::: Dataset extract :::

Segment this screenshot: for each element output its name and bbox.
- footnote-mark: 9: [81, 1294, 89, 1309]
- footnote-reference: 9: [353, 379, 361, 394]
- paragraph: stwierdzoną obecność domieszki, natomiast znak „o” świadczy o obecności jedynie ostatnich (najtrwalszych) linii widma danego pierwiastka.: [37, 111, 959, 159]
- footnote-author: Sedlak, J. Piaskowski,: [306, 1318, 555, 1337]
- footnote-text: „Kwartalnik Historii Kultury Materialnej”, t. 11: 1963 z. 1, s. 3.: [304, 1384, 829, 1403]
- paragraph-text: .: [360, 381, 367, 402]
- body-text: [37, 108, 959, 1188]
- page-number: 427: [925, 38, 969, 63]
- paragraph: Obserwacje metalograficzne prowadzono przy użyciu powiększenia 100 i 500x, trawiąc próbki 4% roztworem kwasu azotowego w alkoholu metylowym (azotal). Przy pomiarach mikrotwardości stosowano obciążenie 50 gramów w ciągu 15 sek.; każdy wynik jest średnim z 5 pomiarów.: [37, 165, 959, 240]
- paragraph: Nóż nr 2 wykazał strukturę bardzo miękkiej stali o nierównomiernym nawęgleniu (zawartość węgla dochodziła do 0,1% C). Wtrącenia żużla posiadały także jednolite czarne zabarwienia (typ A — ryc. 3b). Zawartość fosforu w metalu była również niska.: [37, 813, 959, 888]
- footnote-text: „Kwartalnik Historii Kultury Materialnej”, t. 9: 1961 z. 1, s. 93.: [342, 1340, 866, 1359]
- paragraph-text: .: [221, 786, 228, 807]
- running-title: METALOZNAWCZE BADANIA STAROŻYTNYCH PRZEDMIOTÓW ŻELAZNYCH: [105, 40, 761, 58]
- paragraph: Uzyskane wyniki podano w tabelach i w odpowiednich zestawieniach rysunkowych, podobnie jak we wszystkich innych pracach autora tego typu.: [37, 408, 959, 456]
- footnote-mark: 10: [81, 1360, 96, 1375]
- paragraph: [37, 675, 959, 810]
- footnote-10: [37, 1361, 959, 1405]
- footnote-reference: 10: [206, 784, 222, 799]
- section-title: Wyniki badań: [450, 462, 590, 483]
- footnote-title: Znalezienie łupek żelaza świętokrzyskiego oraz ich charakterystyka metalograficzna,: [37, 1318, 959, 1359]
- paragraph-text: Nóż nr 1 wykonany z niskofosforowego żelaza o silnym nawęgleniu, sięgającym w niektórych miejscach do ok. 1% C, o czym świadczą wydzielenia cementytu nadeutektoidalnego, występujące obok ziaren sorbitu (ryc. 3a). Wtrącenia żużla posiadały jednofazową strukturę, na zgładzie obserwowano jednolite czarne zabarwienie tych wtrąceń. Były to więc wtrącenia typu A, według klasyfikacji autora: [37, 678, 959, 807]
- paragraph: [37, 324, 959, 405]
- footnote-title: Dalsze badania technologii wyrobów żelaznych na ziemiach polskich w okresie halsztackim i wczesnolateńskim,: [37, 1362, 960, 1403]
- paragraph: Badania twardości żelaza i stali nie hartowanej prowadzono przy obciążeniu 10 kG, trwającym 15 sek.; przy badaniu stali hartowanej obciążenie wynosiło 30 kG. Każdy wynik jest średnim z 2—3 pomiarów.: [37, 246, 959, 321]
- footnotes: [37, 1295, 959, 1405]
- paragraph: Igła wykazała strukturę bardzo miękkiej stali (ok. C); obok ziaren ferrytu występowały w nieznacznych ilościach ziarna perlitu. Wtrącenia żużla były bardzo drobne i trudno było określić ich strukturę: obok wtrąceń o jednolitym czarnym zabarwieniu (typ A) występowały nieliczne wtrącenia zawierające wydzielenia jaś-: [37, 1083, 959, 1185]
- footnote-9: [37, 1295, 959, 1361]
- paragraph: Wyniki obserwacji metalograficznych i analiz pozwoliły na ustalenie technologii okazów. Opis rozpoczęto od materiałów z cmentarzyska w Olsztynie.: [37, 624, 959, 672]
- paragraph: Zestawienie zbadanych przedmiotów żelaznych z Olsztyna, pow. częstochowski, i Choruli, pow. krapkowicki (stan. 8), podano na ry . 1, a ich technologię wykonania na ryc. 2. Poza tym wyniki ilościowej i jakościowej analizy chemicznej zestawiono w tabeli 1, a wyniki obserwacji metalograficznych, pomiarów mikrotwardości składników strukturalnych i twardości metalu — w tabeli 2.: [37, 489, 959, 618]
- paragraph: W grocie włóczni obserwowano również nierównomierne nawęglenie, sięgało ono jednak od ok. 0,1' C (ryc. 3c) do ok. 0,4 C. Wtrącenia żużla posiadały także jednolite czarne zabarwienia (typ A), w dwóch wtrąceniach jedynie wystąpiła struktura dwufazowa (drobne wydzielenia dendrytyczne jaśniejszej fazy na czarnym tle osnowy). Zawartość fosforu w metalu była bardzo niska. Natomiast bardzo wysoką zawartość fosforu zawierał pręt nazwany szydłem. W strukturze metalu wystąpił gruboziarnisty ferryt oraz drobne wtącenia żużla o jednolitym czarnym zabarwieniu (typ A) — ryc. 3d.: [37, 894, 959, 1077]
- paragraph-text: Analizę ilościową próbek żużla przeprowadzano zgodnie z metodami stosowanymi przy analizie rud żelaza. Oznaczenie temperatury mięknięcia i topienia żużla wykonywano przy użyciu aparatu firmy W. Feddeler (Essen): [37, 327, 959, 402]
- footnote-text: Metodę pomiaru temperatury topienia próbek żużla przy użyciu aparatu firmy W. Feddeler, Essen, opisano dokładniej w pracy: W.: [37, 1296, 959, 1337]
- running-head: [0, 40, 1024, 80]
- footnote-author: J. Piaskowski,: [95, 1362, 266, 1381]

:::

Goal of the exercise
Rename each occurrence of "footnote-mark" in the records above to "footnote-marker" and reproduce the records with every other character left as it is.

Output of the exercise
Segment this screenshot: for each element output its name and bbox.
- footnote-marker: 9: [81, 1294, 89, 1309]
- footnote-reference: 9: [353, 379, 361, 394]
- paragraph: stwierdzoną obecność domieszki, natomiast znak „o” świadczy o obecności jedynie ostatnich (najtrwalszych) linii widma danego pierwiastka.: [37, 111, 959, 159]
- footnote-author: Sedlak, J. Piaskowski,: [306, 1318, 555, 1337]
- footnote-text: „Kwartalnik Historii Kultury Materialnej”, t. 11: 1963 z. 1, s. 3.: [304, 1384, 829, 1403]
- paragraph-text: .: [360, 381, 367, 402]
- body-text: [37, 108, 959, 1188]
- page-number: 427: [925, 38, 969, 63]
- paragraph: Obserwacje metalograficzne prowadzono przy użyciu powiększenia 100 i 500x, trawiąc próbki 4% roztworem kwasu azotowego w alkoholu metylowym (azotal). Przy pomiarach mikrotwardości stosowano obciążenie 50 gramów w ciągu 15 sek.; każdy wynik jest średnim z 5 pomiarów.: [37, 165, 959, 240]
- paragraph: Nóż nr 2 wykazał strukturę bardzo miękkiej stali o nierównomiernym nawęgleniu (zawartość węgla dochodziła do 0,1% C). Wtrącenia żużla posiadały także jednolite czarne zabarwienia (typ A — ryc. 3b). Zawartość fosforu w metalu była również niska.: [37, 813, 959, 888]
- footnote-text: „Kwartalnik Historii Kultury Materialnej”, t. 9: 1961 z. 1, s. 93.: [342, 1340, 866, 1359]
- paragraph-text: .: [221, 786, 228, 807]
- running-title: METALOZNAWCZE BADANIA STAROŻYTNYCH PRZEDMIOTÓW ŻELAZNYCH: [105, 40, 761, 58]
- paragraph: Uzyskane wyniki podano w tabelach i w odpowiednich zestawieniach rysunkowych, podobnie jak we wszystkich innych pracach autora tego typu.: [37, 408, 959, 456]
- footnote-marker: 10: [81, 1360, 96, 1375]
- paragraph: [37, 675, 959, 810]
- footnote-10: [37, 1361, 959, 1405]
- footnote-reference: 10: [206, 784, 222, 799]
- section-title: Wyniki badań: [450, 462, 590, 483]
- footnote-title: Znalezienie łupek żelaza świętokrzyskiego oraz ich charakterystyka metalograficzna,: [37, 1318, 959, 1359]
- paragraph-text: Nóż nr 1 wykonany z niskofosforowego żelaza o silnym nawęgleniu, sięgającym w niektórych miejscach do ok. 1% C, o czym świadczą wydzielenia cementytu nadeutektoidalnego, występujące obok ziaren sorbitu (ryc. 3a). Wtrącenia żużla posiadały jednofazową strukturę, na zgładzie obserwowano jednolite czarne zabarwienie tych wtrąceń. Były to więc wtrącenia typu A, według klasyfikacji autora: [37, 678, 959, 807]
- paragraph: [37, 324, 959, 405]
- footnote-title: Dalsze badania technologii wyrobów żelaznych na ziemiach polskich w okresie halsztackim i wczesnolateńskim,: [37, 1362, 960, 1403]
- paragraph: Badania twardości żelaza i stali nie hartowanej prowadzono przy obciążeniu 10 kG, trwającym 15 sek.; przy badaniu stali hartowanej obciążenie wynosiło 30 kG. Każdy wynik jest średnim z 2—3 pomiarów.: [37, 246, 959, 321]
- footnotes: [37, 1295, 959, 1405]
- paragraph: Igła wykazała strukturę bardzo miękkiej stali (ok. C); obok ziaren ferrytu występowały w nieznacznych ilościach ziarna perlitu. Wtrącenia żużla były bardzo drobne i trudno było określić ich strukturę: obok wtrąceń o jednolitym czarnym zabarwieniu (typ A) występowały nieliczne wtrącenia zawierające wydzielenia jaś-: [37, 1083, 959, 1185]
- footnote-9: [37, 1295, 959, 1361]
- paragraph: Wyniki obserwacji metalograficznych i analiz pozwoliły na ustalenie technologii okazów. Opis rozpoczęto od materiałów z cmentarzyska w Olsztynie.: [37, 624, 959, 672]
- paragraph: Zestawienie zbadanych przedmiotów żelaznych z Olsztyna, pow. częstochowski, i Choruli, pow. krapkowicki (stan. 8), podano na ry . 1, a ich technologię wykonania na ryc. 2. Poza tym wyniki ilościowej i jakościowej analizy chemicznej zestawiono w tabeli 1, a wyniki obserwacji metalograficznych, pomiarów mikrotwardości składników strukturalnych i twardości metalu — w tabeli 2.: [37, 489, 959, 618]
- paragraph: W grocie włóczni obserwowano również nierównomierne nawęglenie, sięgało ono jednak od ok. 0,1' C (ryc. 3c) do ok. 0,4 C. Wtrącenia żużla posiadały także jednolite czarne zabarwienia (typ A), w dwóch wtrąceniach jedynie wystąpiła struktura dwufazowa (drobne wydzielenia dendrytyczne jaśniejszej fazy na czarnym tle osnowy). Zawartość fosforu w metalu była bardzo niska. Natomiast bardzo wysoką zawartość fosforu zawierał pręt nazwany szydłem. W strukturze metalu wystąpił gruboziarnisty ferryt oraz drobne wtącenia żużla o jednolitym czarnym zabarwieniu (typ A) — ryc. 3d.: [37, 894, 959, 1077]
- paragraph-text: Analizę ilościową próbek żużla przeprowadzano zgodnie z metodami stosowanymi przy analizie rud żelaza. Oznaczenie temperatury mięknięcia i topienia żużla wykonywano przy użyciu aparatu firmy W. Feddeler (Essen): [37, 327, 959, 402]
- footnote-text: Metodę pomiaru temperatury topienia próbek żużla przy użyciu aparatu firmy W. Feddeler, Essen, opisano dokładniej w pracy: W.: [37, 1296, 959, 1337]
- running-head: [0, 40, 1024, 80]
- footnote-author: J. Piaskowski,: [95, 1362, 266, 1381]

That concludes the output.